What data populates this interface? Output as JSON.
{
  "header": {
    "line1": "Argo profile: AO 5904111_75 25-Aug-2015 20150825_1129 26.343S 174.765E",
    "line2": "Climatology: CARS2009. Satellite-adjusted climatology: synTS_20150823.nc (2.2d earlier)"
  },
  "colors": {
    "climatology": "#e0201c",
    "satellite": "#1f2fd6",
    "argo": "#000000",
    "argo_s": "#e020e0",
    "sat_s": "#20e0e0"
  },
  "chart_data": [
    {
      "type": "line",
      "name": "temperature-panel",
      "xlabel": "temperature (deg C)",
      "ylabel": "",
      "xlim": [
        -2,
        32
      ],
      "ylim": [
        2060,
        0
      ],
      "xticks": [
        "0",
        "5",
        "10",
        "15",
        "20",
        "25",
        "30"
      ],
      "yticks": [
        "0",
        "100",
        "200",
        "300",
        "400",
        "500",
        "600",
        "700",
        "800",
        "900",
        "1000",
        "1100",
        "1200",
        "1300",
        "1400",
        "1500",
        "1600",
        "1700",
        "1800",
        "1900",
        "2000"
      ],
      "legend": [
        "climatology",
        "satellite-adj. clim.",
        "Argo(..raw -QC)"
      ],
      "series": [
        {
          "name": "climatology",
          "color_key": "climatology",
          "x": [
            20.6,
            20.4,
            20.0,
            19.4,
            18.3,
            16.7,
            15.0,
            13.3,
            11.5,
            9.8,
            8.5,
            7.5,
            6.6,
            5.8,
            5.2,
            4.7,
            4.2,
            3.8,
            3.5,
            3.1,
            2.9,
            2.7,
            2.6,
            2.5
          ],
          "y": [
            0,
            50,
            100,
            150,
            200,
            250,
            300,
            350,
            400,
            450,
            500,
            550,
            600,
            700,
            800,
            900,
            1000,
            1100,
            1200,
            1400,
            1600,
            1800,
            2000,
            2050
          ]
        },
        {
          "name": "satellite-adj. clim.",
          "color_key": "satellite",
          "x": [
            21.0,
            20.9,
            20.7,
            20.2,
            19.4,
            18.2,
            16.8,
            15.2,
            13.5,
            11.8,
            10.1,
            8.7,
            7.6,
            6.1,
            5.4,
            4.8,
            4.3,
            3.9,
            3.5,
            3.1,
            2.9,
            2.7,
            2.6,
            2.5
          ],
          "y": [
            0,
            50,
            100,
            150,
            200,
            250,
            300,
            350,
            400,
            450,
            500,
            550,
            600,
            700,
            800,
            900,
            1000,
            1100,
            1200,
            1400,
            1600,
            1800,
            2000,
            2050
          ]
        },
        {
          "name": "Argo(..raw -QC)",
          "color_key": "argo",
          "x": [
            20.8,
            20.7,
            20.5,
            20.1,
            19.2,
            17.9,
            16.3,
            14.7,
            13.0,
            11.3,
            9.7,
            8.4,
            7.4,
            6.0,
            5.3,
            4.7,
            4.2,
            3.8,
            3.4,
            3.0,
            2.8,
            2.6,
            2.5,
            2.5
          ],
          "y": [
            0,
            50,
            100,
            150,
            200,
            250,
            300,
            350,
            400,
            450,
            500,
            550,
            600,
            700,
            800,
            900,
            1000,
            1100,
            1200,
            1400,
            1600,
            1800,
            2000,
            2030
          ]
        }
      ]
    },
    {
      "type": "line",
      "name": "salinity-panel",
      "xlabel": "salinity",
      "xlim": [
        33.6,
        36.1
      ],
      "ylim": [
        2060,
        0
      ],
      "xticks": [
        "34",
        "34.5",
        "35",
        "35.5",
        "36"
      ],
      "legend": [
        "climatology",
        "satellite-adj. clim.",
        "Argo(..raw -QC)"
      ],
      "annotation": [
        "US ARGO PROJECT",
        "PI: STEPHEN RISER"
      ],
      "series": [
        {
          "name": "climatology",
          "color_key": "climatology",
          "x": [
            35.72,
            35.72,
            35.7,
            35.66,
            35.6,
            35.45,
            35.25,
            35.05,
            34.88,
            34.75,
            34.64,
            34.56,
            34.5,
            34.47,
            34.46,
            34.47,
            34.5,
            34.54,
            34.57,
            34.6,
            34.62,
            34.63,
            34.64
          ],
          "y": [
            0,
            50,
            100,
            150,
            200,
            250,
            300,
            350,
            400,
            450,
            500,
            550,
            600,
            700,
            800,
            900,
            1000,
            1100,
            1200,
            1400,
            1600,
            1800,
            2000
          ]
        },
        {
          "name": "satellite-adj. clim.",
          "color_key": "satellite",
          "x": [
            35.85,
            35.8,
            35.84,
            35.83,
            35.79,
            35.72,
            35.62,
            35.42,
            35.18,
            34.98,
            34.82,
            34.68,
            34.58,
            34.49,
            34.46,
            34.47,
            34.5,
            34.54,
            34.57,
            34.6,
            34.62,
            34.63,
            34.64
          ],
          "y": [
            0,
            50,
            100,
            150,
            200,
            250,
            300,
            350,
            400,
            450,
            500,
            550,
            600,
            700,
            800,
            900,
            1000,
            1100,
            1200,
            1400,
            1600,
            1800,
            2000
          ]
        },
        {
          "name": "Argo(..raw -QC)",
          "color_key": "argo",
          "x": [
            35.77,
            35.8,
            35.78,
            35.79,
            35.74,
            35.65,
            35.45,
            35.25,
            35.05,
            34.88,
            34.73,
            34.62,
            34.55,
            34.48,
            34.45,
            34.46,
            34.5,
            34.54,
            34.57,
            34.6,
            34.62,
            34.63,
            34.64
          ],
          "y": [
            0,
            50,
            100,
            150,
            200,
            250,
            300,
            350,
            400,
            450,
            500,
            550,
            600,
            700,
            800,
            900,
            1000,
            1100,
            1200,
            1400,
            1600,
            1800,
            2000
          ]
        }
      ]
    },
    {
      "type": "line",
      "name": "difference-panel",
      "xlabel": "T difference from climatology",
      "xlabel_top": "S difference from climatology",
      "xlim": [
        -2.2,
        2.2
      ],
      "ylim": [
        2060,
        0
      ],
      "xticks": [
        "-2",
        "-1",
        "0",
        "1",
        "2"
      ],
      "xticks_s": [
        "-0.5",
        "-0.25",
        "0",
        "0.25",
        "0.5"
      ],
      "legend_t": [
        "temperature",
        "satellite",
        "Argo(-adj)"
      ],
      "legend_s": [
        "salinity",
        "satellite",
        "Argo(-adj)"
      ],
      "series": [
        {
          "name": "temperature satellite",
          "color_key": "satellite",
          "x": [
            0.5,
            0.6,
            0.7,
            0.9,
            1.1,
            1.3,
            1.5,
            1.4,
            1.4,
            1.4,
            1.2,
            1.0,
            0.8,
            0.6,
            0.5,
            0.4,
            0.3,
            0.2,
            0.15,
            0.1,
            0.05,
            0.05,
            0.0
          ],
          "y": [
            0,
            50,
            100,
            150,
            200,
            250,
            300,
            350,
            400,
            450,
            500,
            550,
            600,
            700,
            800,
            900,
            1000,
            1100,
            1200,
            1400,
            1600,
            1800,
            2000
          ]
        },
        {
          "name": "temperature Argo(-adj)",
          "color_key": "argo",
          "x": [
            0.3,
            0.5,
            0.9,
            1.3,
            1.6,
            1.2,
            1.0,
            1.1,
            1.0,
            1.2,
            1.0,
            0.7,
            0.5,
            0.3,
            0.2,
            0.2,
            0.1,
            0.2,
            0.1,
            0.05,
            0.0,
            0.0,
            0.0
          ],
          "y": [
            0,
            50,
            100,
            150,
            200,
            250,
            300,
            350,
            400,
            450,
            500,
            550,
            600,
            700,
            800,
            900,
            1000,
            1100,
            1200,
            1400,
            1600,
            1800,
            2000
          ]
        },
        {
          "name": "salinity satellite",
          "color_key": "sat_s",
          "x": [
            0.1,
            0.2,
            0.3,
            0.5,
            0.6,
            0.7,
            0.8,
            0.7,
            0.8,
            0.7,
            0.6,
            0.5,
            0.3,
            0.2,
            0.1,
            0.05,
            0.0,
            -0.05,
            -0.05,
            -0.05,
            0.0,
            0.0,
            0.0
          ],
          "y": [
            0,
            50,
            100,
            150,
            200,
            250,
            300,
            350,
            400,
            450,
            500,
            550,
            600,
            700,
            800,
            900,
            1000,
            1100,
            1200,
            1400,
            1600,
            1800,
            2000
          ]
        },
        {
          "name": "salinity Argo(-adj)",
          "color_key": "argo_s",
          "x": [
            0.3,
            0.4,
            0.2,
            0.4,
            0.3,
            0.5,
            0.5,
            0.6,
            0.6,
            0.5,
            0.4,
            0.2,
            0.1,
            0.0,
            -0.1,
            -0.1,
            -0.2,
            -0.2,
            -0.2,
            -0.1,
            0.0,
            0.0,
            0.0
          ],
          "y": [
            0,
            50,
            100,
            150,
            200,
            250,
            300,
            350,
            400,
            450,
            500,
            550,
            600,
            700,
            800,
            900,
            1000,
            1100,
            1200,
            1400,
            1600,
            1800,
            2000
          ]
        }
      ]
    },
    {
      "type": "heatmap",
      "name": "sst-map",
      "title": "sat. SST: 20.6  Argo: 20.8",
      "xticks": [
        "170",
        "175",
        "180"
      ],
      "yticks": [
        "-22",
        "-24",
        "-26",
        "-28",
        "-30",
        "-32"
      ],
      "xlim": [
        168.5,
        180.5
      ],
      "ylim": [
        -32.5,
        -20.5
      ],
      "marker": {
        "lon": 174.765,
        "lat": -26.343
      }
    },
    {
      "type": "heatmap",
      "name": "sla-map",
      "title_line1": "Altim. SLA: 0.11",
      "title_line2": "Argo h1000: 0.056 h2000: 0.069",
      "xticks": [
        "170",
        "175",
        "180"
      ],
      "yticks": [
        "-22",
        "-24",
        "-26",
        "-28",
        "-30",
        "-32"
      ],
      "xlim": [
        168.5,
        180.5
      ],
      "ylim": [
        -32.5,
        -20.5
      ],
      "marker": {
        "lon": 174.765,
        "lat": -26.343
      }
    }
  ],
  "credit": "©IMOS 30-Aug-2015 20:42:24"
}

= DIRECTIVE =
Copy all lines from the material that contain "temperature".

= TASK OUTPUT =
      "name": "temperature-panel",
      "xlabel": "temperature (deg C)",
        "temperature",
          "name": "temperature satellite",
          "name": "temperature Argo(-adj)",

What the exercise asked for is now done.